● **Written problem**
Locate each line holding the string "SRMTID" and copy it.

● **Figure contents as structured data**
*-*-*

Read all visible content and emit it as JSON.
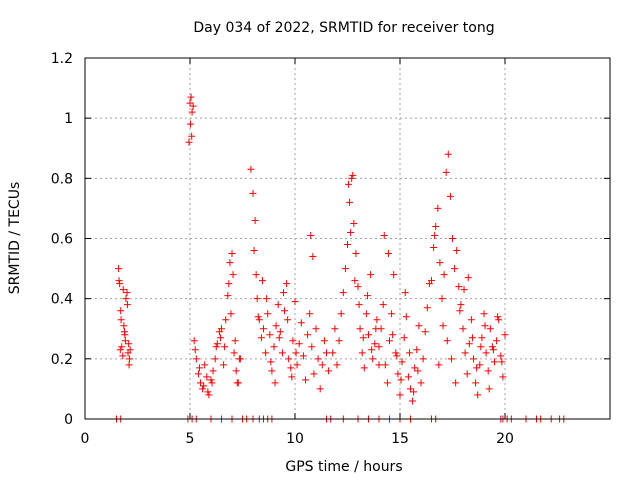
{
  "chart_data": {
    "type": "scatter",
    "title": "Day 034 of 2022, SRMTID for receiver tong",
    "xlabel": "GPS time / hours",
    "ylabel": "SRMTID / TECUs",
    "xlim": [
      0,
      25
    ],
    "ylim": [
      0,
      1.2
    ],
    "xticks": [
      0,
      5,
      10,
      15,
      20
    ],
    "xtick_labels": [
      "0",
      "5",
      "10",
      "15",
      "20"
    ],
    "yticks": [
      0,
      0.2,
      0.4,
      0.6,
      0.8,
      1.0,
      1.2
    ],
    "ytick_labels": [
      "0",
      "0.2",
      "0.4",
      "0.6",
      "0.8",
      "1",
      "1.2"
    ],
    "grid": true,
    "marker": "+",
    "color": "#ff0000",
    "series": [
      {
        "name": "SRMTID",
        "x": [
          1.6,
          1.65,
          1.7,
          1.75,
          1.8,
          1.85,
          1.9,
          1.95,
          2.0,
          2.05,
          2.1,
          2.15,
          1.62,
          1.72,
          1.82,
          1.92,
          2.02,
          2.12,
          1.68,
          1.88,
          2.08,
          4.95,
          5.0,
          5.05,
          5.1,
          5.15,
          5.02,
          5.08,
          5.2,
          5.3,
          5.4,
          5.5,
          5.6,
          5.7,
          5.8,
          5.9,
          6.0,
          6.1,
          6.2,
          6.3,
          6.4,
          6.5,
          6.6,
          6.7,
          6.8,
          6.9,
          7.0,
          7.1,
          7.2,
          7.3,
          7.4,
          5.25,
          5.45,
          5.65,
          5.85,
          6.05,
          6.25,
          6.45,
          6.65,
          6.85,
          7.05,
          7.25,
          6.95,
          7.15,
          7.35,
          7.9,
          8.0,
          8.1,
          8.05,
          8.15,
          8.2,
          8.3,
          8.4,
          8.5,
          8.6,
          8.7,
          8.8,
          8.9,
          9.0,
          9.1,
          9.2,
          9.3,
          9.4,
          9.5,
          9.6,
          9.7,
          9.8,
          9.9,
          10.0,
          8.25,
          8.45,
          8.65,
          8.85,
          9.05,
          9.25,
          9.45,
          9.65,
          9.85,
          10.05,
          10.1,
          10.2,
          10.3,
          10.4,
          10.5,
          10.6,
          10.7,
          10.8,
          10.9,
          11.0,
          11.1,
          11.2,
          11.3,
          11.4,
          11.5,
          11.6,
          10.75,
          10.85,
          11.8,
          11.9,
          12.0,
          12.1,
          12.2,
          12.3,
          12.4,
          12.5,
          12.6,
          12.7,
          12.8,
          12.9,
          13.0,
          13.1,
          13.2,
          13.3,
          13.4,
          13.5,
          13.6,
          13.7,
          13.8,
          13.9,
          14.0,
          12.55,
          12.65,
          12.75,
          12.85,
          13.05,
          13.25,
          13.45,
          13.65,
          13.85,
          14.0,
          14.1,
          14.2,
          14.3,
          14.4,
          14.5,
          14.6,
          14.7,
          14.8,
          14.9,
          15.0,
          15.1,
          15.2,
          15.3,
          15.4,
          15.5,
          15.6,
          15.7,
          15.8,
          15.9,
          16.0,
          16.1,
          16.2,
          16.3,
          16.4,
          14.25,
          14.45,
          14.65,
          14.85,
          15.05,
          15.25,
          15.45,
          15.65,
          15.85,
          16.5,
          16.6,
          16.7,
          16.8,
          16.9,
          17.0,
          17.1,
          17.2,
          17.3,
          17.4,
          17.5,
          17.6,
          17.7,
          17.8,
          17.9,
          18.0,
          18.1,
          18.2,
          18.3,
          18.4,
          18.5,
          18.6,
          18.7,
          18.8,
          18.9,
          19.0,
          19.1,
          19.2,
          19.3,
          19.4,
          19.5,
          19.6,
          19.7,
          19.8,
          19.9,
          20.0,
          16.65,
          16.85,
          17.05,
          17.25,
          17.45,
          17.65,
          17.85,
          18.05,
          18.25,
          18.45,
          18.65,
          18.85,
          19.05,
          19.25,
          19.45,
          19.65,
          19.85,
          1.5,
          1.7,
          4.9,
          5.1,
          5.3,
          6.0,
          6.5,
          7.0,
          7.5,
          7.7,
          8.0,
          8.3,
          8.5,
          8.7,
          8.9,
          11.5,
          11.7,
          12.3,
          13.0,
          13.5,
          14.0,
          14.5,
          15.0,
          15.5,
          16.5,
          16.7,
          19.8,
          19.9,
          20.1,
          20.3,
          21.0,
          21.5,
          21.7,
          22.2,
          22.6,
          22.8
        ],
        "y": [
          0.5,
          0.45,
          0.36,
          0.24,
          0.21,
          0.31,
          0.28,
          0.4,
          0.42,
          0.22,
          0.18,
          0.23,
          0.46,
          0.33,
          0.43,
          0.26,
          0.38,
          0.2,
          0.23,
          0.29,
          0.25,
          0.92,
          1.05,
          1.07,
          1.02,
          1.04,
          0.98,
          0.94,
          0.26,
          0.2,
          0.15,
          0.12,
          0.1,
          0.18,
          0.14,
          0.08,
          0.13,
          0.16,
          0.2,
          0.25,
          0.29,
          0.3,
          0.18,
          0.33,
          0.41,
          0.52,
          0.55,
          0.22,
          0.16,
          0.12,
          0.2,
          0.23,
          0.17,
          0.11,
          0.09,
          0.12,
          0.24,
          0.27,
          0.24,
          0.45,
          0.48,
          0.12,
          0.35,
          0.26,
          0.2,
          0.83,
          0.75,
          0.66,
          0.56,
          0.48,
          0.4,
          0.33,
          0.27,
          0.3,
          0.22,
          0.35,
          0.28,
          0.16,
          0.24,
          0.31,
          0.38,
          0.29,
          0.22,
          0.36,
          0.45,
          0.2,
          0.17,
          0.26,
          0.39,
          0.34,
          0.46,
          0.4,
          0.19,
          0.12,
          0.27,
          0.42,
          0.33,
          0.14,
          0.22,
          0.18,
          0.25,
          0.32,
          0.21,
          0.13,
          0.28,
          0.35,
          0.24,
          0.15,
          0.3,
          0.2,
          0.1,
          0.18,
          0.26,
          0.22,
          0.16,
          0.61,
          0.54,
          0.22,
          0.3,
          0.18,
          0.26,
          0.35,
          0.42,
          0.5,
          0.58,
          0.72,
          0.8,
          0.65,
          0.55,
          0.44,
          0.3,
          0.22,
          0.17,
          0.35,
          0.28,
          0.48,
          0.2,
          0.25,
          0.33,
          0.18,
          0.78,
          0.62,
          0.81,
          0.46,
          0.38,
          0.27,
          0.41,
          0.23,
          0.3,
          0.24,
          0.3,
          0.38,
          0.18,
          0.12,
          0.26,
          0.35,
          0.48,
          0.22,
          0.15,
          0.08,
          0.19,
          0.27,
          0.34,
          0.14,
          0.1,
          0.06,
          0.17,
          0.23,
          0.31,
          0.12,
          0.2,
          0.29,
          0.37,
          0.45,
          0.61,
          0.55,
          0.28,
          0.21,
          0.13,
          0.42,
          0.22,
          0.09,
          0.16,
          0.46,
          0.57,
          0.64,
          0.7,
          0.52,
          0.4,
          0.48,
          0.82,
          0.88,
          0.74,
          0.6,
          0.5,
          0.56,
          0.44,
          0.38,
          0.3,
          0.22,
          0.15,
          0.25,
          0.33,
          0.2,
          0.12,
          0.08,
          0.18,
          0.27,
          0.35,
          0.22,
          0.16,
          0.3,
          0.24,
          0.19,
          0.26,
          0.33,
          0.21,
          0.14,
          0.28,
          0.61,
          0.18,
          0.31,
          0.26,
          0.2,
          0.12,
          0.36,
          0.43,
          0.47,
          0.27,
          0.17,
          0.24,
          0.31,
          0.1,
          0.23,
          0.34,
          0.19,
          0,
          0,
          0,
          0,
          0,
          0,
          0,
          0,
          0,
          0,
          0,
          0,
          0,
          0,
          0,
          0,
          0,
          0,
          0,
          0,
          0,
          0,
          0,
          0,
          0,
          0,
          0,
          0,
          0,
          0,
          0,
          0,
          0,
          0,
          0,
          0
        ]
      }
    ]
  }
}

*-*-*

● **Solution to this task**
    "title": "Day 034 of 2022, SRMTID for receiver tong",
    "ylabel": "SRMTID / TECUs",
        "name": "SRMTID",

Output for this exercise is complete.